▶ Exercise brief:
State the count of lines below in which the word "zarządzającego" appears, and add nothing.

** START OF Source material **

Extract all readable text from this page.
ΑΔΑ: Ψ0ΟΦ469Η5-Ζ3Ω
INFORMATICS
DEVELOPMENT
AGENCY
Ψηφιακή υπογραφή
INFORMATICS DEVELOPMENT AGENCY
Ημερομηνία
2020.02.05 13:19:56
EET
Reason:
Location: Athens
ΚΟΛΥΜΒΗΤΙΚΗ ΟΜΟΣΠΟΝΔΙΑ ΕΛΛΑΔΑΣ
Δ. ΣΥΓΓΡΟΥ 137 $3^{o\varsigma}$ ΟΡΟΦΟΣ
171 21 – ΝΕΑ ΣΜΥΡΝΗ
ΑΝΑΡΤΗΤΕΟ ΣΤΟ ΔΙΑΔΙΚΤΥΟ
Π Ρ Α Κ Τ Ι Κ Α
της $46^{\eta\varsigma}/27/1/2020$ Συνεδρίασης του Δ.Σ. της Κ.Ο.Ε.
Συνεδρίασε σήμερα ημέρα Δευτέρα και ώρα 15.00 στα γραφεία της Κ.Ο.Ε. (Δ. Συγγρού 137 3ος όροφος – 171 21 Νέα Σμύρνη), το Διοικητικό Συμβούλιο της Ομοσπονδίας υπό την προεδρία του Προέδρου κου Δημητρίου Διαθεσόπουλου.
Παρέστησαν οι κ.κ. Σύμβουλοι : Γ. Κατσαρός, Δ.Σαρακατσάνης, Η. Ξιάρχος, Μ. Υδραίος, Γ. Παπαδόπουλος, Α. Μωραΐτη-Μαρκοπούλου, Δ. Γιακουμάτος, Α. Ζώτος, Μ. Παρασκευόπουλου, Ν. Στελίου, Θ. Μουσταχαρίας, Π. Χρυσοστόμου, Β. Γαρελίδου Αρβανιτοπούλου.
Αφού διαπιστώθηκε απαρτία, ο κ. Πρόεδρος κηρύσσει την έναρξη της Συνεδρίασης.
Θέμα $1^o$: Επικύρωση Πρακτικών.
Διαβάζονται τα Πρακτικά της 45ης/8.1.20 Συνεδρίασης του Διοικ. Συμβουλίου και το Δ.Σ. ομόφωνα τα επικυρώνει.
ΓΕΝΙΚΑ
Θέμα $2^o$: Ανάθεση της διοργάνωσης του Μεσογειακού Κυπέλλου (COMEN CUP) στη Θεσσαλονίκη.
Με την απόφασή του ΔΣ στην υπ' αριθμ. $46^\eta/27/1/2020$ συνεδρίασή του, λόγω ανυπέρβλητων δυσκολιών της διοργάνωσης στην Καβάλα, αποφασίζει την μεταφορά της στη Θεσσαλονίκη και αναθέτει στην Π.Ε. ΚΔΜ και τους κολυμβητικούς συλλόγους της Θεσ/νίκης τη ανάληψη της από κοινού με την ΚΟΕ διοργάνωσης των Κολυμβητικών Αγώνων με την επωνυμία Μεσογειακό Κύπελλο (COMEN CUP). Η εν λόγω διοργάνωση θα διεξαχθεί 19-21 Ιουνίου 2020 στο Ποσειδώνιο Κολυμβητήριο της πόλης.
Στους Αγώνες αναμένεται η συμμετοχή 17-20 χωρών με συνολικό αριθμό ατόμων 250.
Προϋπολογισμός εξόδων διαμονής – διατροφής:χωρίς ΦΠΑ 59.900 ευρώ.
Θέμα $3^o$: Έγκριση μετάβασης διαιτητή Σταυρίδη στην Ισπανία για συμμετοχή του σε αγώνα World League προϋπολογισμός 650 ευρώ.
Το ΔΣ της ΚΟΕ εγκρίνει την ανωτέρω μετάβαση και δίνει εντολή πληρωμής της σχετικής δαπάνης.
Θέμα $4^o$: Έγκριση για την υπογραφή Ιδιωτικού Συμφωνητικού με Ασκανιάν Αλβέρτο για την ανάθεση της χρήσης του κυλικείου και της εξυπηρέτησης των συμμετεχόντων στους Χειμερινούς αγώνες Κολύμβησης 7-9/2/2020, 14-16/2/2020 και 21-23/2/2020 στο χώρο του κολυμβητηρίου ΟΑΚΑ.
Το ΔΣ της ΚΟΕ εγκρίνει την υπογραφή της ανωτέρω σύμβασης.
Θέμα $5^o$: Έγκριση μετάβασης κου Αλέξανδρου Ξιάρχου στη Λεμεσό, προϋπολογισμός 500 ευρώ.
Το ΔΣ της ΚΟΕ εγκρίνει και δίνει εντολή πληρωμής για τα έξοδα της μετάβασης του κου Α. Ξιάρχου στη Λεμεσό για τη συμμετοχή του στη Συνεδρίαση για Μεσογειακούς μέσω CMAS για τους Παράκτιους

** END OF Source material **
** START OF Source material **

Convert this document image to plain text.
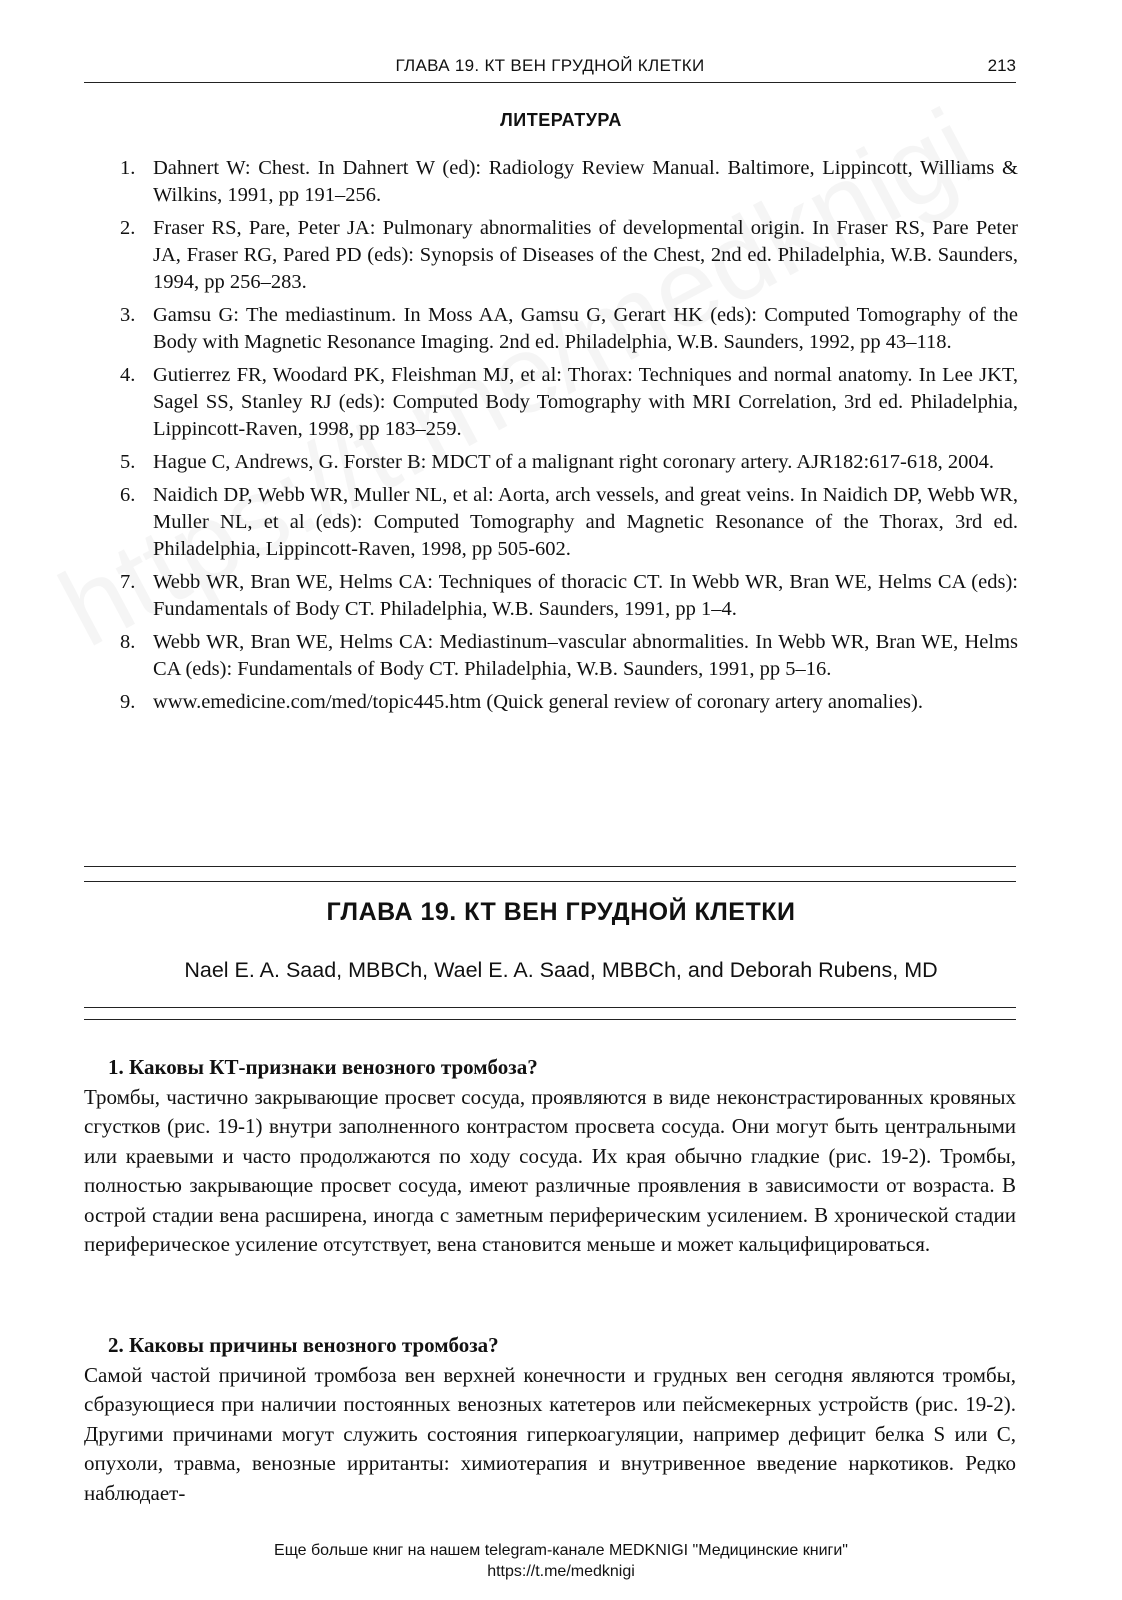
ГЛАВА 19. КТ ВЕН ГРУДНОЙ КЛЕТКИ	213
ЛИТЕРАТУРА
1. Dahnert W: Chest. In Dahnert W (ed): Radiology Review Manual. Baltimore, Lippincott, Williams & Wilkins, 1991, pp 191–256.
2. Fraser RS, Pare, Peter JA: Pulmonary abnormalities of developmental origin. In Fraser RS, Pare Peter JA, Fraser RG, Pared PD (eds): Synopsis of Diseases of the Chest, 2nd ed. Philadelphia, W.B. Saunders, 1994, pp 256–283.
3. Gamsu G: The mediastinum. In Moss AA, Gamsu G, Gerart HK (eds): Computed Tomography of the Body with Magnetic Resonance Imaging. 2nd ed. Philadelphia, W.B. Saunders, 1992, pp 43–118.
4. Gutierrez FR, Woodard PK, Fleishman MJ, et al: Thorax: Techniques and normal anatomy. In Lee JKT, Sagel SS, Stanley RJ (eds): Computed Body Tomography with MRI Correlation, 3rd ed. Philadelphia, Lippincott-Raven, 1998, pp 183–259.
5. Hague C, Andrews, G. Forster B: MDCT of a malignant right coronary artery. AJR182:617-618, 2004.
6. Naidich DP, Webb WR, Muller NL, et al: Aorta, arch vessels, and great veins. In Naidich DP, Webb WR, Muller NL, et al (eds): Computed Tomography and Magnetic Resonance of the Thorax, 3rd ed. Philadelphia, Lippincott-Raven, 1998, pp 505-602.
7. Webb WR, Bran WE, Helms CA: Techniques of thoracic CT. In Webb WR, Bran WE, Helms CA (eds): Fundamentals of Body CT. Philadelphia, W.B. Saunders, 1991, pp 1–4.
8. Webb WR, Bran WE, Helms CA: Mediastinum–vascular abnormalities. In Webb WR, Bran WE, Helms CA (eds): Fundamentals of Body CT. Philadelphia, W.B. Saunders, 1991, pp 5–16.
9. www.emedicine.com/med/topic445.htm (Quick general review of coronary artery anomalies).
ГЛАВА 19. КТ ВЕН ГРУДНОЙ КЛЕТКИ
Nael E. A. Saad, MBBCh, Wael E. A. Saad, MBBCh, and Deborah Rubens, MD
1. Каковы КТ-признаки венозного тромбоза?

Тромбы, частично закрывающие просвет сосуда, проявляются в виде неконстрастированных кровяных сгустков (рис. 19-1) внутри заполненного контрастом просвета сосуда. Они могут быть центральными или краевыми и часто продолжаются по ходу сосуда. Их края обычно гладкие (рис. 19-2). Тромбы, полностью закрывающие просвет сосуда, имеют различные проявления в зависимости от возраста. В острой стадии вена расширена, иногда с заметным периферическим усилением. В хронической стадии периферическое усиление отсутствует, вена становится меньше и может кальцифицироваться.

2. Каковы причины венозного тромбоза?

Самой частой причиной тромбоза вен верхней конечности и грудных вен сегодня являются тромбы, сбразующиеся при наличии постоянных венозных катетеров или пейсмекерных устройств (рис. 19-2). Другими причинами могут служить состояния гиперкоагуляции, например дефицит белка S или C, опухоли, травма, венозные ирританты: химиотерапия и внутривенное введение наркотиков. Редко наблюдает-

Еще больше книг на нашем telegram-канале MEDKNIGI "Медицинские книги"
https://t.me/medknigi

** END OF Source material **
** START OF Source material **

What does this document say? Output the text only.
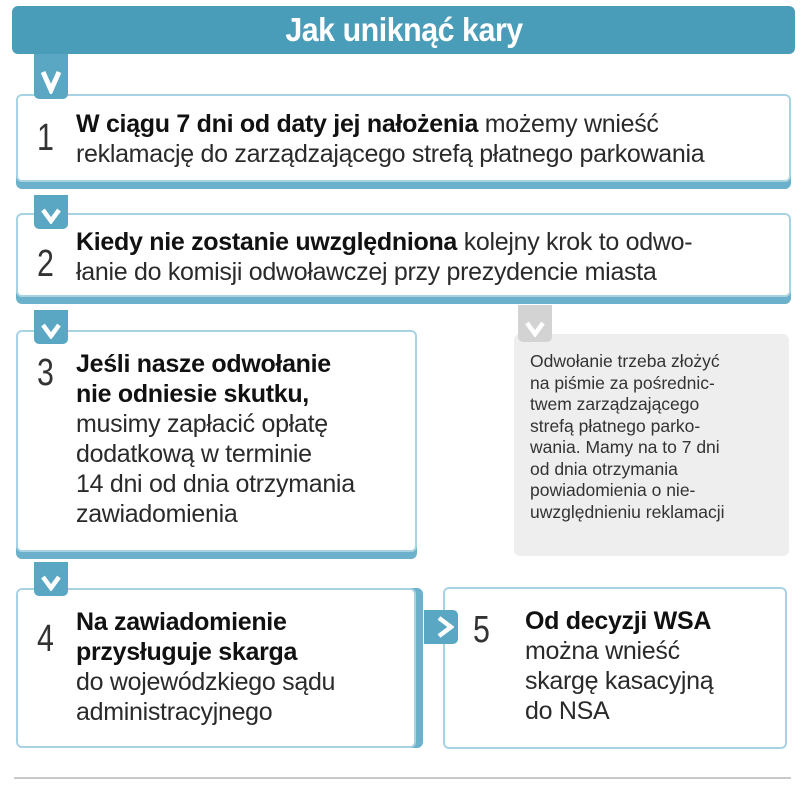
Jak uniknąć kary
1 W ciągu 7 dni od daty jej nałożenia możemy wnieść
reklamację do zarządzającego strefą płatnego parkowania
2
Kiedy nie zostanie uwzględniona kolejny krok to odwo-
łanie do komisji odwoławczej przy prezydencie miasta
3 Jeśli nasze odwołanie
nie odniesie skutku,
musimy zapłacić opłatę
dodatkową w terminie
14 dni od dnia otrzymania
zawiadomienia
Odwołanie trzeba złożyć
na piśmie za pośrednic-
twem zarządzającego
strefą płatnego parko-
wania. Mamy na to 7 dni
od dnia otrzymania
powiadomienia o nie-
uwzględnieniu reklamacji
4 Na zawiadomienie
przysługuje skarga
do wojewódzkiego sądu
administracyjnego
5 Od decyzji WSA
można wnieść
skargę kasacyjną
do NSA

** END OF Source material **

▶ Written answer:
2